-- Available data --
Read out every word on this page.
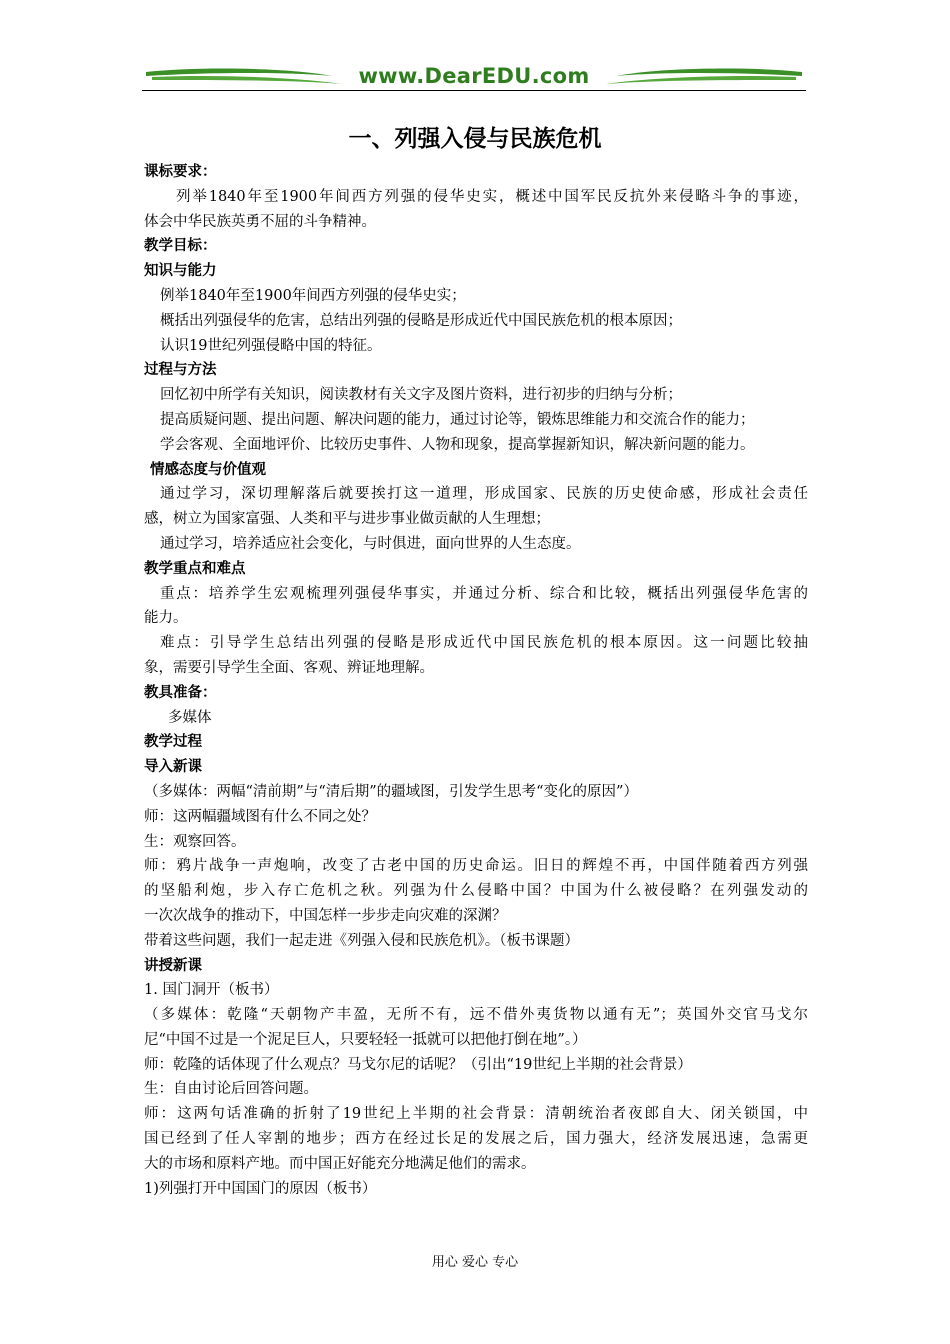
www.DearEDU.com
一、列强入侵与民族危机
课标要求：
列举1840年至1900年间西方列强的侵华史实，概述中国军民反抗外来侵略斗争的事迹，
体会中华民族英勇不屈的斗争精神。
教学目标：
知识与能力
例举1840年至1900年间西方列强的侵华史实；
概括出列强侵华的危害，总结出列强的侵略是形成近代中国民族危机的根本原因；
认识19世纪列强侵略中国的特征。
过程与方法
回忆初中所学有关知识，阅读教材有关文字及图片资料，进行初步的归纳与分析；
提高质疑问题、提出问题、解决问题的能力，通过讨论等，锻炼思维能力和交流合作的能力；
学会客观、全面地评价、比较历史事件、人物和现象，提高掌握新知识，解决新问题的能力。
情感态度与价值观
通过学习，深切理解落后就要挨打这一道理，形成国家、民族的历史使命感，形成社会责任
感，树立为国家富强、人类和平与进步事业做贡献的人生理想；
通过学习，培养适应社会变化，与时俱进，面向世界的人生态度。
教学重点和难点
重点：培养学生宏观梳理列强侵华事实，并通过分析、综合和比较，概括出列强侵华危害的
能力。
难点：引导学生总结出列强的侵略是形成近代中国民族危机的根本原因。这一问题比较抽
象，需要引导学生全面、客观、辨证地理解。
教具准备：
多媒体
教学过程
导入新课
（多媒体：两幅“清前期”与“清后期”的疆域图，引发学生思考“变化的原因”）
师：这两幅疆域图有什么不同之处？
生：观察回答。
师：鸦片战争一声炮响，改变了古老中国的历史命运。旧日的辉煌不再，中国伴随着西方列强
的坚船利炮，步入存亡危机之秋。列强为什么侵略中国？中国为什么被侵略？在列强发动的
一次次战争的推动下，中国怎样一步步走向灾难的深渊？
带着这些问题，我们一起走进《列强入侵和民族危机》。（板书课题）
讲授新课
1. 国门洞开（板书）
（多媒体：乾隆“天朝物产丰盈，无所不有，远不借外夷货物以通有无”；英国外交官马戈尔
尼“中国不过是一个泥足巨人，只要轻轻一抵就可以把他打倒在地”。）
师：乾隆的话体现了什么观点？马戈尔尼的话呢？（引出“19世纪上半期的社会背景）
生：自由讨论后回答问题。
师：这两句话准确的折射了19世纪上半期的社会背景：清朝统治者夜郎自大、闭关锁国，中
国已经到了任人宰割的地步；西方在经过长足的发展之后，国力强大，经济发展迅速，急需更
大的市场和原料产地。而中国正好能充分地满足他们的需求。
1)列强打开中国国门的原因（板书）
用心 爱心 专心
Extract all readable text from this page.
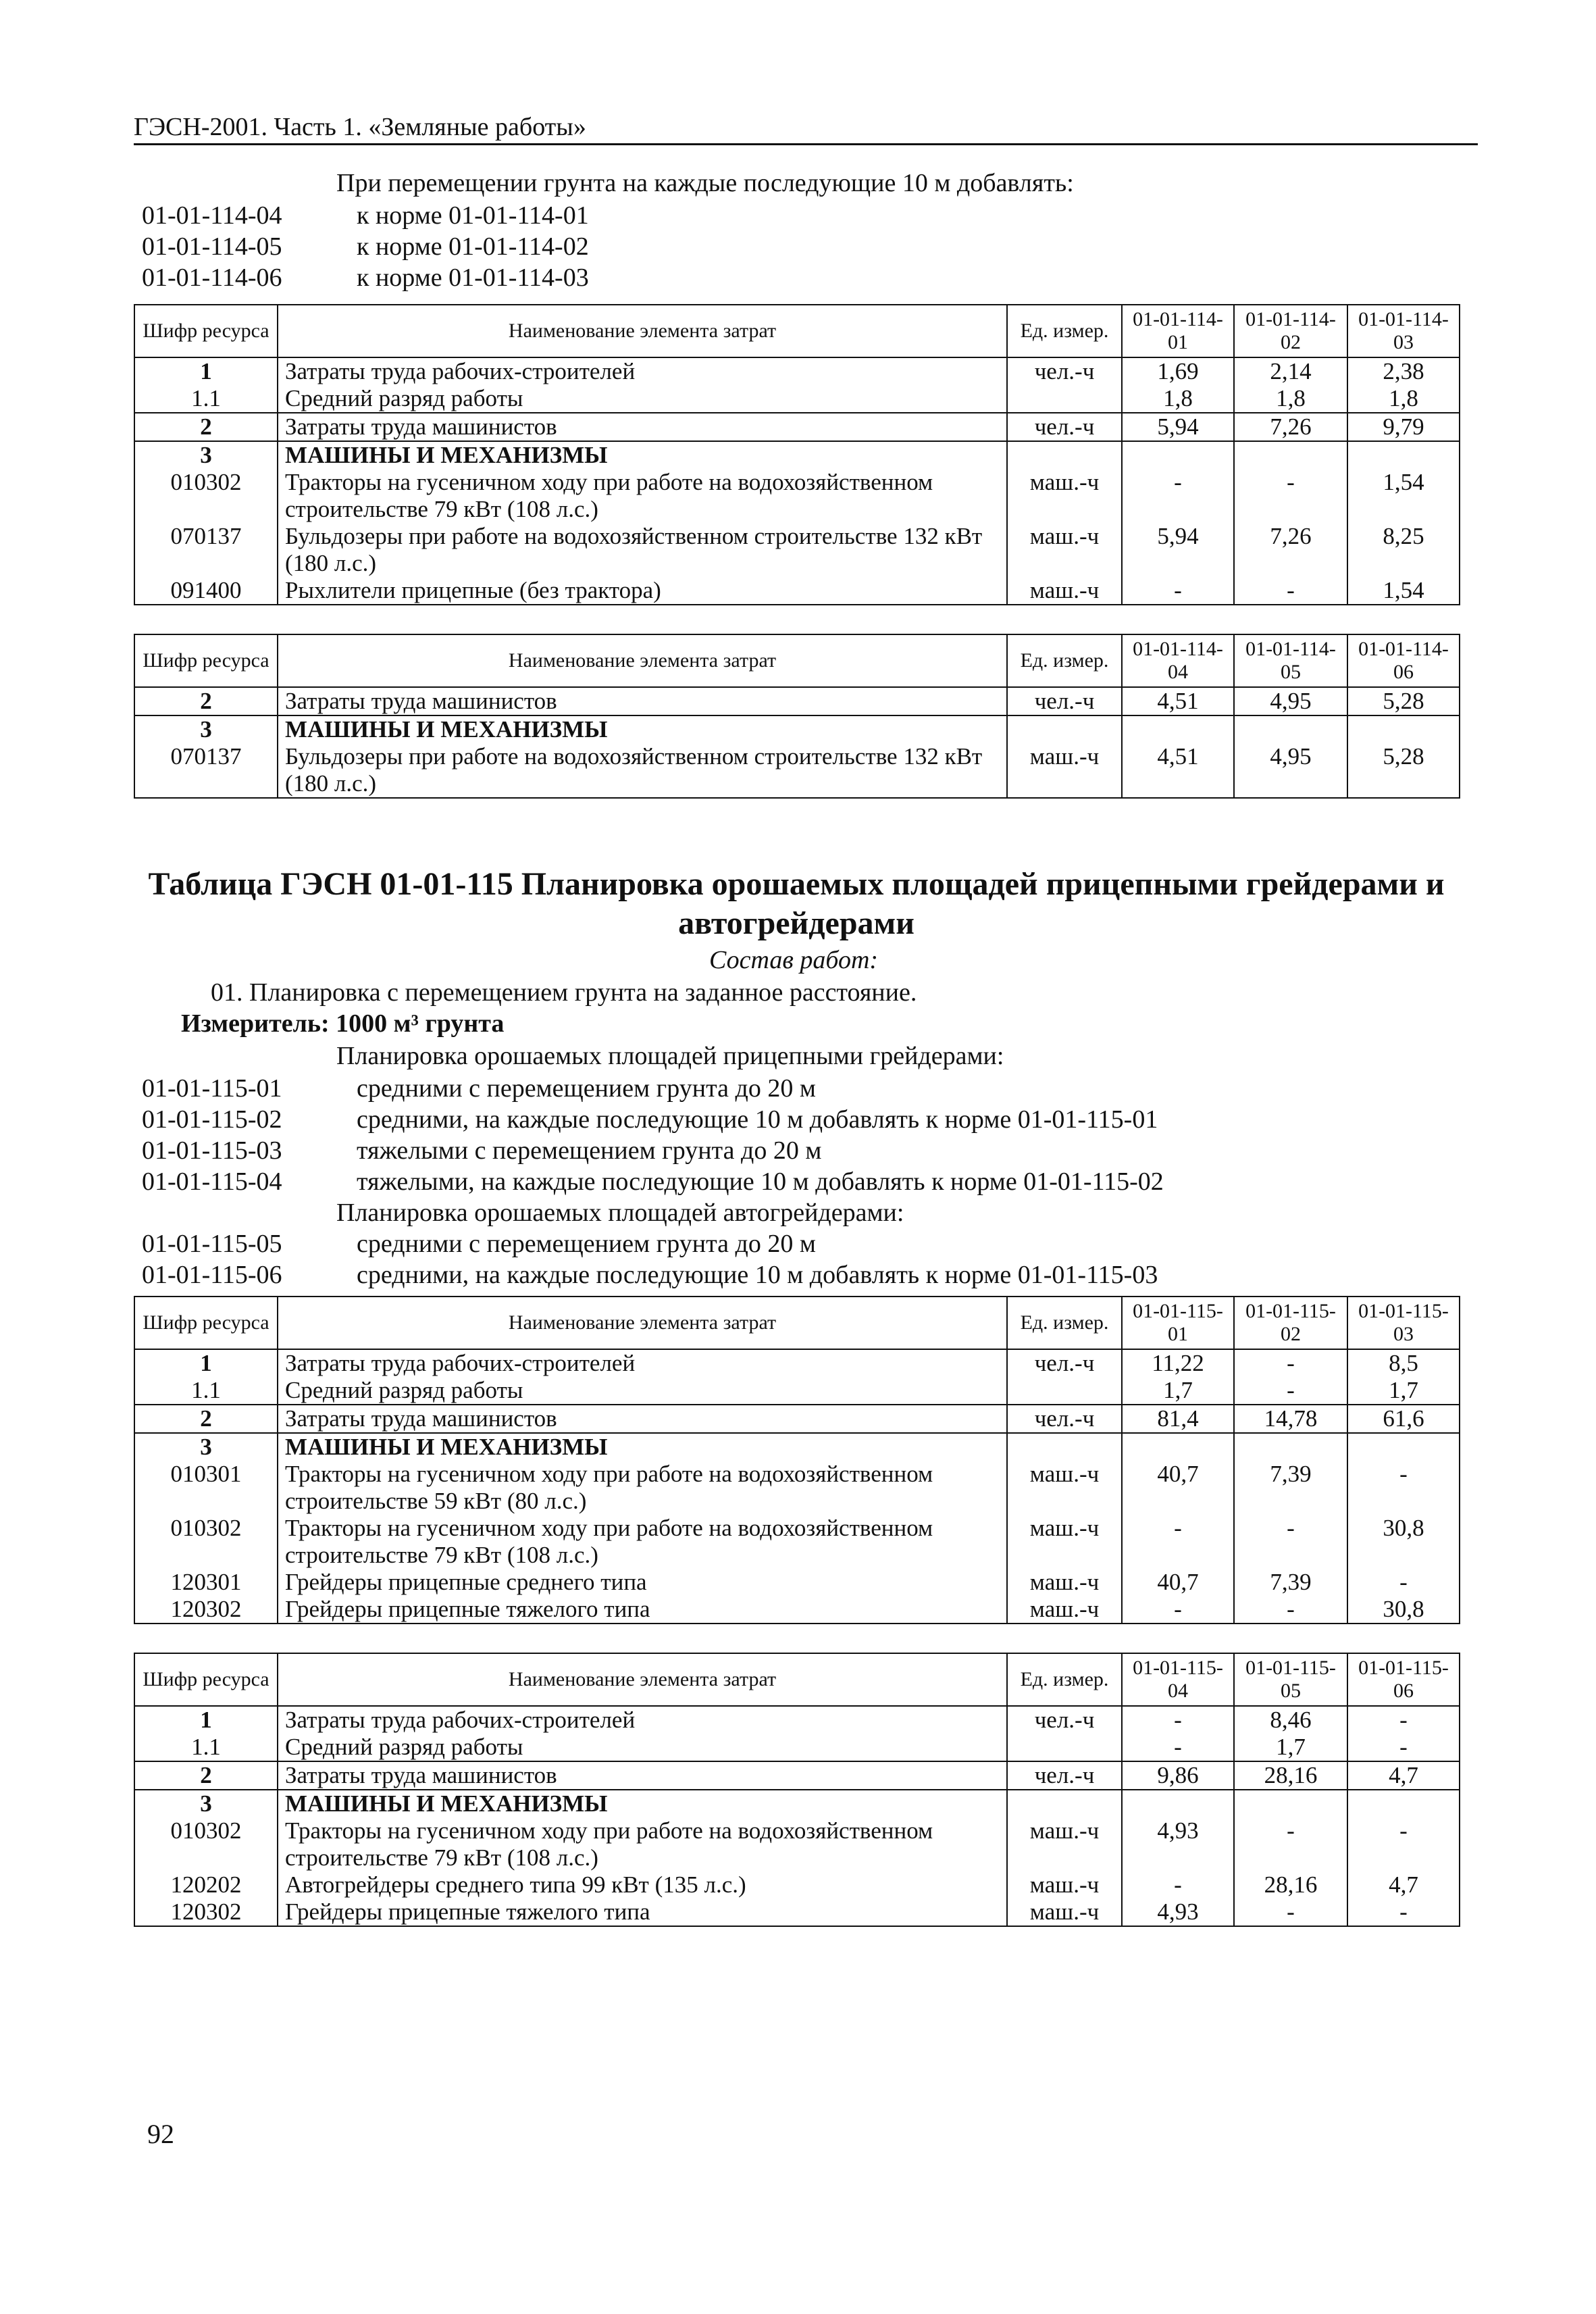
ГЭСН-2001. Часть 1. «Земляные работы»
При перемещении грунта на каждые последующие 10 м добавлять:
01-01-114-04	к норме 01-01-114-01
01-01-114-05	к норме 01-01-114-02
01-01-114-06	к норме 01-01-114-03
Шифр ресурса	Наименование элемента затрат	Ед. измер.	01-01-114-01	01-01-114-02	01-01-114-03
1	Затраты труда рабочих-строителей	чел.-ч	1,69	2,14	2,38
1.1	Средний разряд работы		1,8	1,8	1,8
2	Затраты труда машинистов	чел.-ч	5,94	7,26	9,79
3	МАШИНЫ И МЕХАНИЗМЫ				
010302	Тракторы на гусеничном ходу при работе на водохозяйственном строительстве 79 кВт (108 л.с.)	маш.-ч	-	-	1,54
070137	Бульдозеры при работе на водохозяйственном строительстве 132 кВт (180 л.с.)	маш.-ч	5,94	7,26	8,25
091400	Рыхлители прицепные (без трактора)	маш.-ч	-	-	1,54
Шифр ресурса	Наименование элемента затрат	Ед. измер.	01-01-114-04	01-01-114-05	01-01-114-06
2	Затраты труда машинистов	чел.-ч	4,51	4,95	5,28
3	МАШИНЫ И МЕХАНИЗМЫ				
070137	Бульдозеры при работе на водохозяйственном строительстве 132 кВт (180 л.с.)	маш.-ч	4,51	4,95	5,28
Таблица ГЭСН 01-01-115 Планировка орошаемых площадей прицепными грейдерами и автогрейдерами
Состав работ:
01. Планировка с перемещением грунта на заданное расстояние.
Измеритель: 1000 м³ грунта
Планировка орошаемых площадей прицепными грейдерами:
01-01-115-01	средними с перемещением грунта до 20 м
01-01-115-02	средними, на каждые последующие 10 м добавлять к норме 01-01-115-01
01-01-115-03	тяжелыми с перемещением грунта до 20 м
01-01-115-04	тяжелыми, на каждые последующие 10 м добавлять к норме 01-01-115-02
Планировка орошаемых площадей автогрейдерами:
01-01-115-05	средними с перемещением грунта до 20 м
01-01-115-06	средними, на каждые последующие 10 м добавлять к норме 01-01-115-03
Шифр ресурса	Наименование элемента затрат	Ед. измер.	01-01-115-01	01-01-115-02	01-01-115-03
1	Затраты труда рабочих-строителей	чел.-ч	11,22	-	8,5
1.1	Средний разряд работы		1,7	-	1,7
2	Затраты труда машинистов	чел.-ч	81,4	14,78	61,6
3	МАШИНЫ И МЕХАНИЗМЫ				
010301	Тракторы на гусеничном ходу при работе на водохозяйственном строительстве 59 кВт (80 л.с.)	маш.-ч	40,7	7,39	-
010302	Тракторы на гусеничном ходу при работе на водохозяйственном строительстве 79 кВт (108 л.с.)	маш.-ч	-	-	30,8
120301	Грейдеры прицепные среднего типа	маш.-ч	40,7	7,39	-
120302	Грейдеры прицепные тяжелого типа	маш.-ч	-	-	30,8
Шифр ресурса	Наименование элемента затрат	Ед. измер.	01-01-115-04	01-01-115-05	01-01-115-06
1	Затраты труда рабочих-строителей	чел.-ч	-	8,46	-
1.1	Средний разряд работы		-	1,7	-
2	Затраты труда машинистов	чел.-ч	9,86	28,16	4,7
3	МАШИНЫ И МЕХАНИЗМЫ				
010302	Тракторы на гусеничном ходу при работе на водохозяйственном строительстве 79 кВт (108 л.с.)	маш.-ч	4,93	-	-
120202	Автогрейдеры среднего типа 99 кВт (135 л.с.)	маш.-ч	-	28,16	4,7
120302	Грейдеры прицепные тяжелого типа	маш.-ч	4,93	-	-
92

-- Prompt --
Write out every record above exactly as it stands, but leave out the pictures.

-- Finished answer --
Read out every word on this page.
www.DearEDU.com
一、列强入侵与民族危机
课标要求：
列举1840年至1900年间西方列强的侵华史实，概述中国军民反抗外来侵略斗争的事迹，
体会中华民族英勇不屈的斗争精神。
教学目标：
知识与能力
例举1840年至1900年间西方列强的侵华史实；
概括出列强侵华的危害，总结出列强的侵略是形成近代中国民族危机的根本原因；
认识19世纪列强侵略中国的特征。
过程与方法
回忆初中所学有关知识，阅读教材有关文字及图片资料，进行初步的归纳与分析；
提高质疑问题、提出问题、解决问题的能力，通过讨论等，锻炼思维能力和交流合作的能力；
学会客观、全面地评价、比较历史事件、人物和现象，提高掌握新知识，解决新问题的能力。
情感态度与价值观
通过学习，深切理解落后就要挨打这一道理，形成国家、民族的历史使命感，形成社会责任
感，树立为国家富强、人类和平与进步事业做贡献的人生理想；
通过学习，培养适应社会变化，与时俱进，面向世界的人生态度。
教学重点和难点
重点：培养学生宏观梳理列强侵华事实，并通过分析、综合和比较，概括出列强侵华危害的
能力。
难点：引导学生总结出列强的侵略是形成近代中国民族危机的根本原因。这一问题比较抽
象，需要引导学生全面、客观、辨证地理解。
教具准备：
多媒体
教学过程
导入新课
（多媒体：两幅“清前期”与“清后期”的疆域图，引发学生思考“变化的原因”）
师：这两幅疆域图有什么不同之处？
生：观察回答。
师：鸦片战争一声炮响，改变了古老中国的历史命运。旧日的辉煌不再，中国伴随着西方列强
的坚船利炮，步入存亡危机之秋。列强为什么侵略中国？中国为什么被侵略？在列强发动的
一次次战争的推动下，中国怎样一步步走向灾难的深渊？
带着这些问题，我们一起走进《列强入侵和民族危机》。（板书课题）
讲授新课
1. 国门洞开（板书）
（多媒体：乾隆“天朝物产丰盈，无所不有，远不借外夷货物以通有无”；英国外交官马戈尔
尼“中国不过是一个泥足巨人，只要轻轻一抵就可以把他打倒在地”。）
师：乾隆的话体现了什么观点？马戈尔尼的话呢？（引出“19世纪上半期的社会背景）
生：自由讨论后回答问题。
师：这两句话准确的折射了19世纪上半期的社会背景：清朝统治者夜郎自大、闭关锁国，中
国已经到了任人宰割的地步；西方在经过长足的发展之后，国力强大，经济发展迅速，急需更
大的市场和原料产地。而中国正好能充分地满足他们的需求。
1)列强打开中国国门的原因（板书）
用心 爱心 专心
Extract all readable text from this page.
ГЭСН-2001. Часть 1. «Земляные работы»
При перемещении грунта на каждые последующие 10 м добавлять:
01-01-114-04	к норме 01-01-114-01
01-01-114-05	к норме 01-01-114-02
01-01-114-06	к норме 01-01-114-03
Шифр ресурса	Наименование элемента затрат	Ед. измер.	01-01-114-01	01-01-114-02	01-01-114-03
1	Затраты труда рабочих-строителей	чел.-ч	1,69	2,14	2,38
1.1	Средний разряд работы		1,8	1,8	1,8
2	Затраты труда машинистов	чел.-ч	5,94	7,26	9,79
3	МАШИНЫ И МЕХАНИЗМЫ				
010302	Тракторы на гусеничном ходу при работе на водохозяйственном строительстве 79 кВт (108 л.с.)	маш.-ч	-	-	1,54
070137	Бульдозеры при работе на водохозяйственном строительстве 132 кВт (180 л.с.)	маш.-ч	5,94	7,26	8,25
091400	Рыхлители прицепные (без трактора)	маш.-ч	-	-	1,54
Шифр ресурса	Наименование элемента затрат	Ед. измер.	01-01-114-04	01-01-114-05	01-01-114-06
2	Затраты труда машинистов	чел.-ч	4,51	4,95	5,28
3	МАШИНЫ И МЕХАНИЗМЫ				
070137	Бульдозеры при работе на водохозяйственном строительстве 132 кВт (180 л.с.)	маш.-ч	4,51	4,95	5,28
Таблица ГЭСН 01-01-115 Планировка орошаемых площадей прицепными грейдерами и автогрейдерами
Состав работ:
01. Планировка с перемещением грунта на заданное расстояние.
Измеритель: 1000 м³ грунта
Планировка орошаемых площадей прицепными грейдерами:
01-01-115-01	средними с перемещением грунта до 20 м
01-01-115-02	средними, на каждые последующие 10 м добавлять к норме 01-01-115-01
01-01-115-03	тяжелыми с перемещением грунта до 20 м
01-01-115-04	тяжелыми, на каждые последующие 10 м добавлять к норме 01-01-115-02
Планировка орошаемых площадей автогрейдерами:
01-01-115-05	средними с перемещением грунта до 20 м
01-01-115-06	средними, на каждые последующие 10 м добавлять к норме 01-01-115-03
Шифр ресурса	Наименование элемента затрат	Ед. измер.	01-01-115-01	01-01-115-02	01-01-115-03
1	Затраты труда рабочих-строителей	чел.-ч	11,22	-	8,5
1.1	Средний разряд работы		1,7	-	1,7
2	Затраты труда машинистов	чел.-ч	81,4	14,78	61,6
3	МАШИНЫ И МЕХАНИЗМЫ				
010301	Тракторы на гусеничном ходу при работе на водохозяйственном строительстве 59 кВт (80 л.с.)	маш.-ч	40,7	7,39	-
010302	Тракторы на гусеничном ходу при работе на водохозяйственном строительстве 79 кВт (108 л.с.)	маш.-ч	-	-	30,8
120301	Грейдеры прицепные среднего типа	маш.-ч	40,7	7,39	-
120302	Грейдеры прицепные тяжелого типа	маш.-ч	-	-	30,8
Шифр ресурса	Наименование элемента затрат	Ед. измер.	01-01-115-04	01-01-115-05	01-01-115-06
1	Затраты труда рабочих-строителей	чел.-ч	-	8,46	-
1.1	Средний разряд работы		-	1,7	-
2	Затраты труда машинистов	чел.-ч	9,86	28,16	4,7
3	МАШИНЫ И МЕХАНИЗМЫ				
010302	Тракторы на гусеничном ходу при работе на водохозяйственном строительстве 79 кВт (108 л.с.)	маш.-ч	4,93	-	-
120202	Автогрейдеры среднего типа 99 кВт (135 л.с.)	маш.-ч	-	28,16	4,7
120302	Грейдеры прицепные тяжелого типа	маш.-ч	4,93	-	-
92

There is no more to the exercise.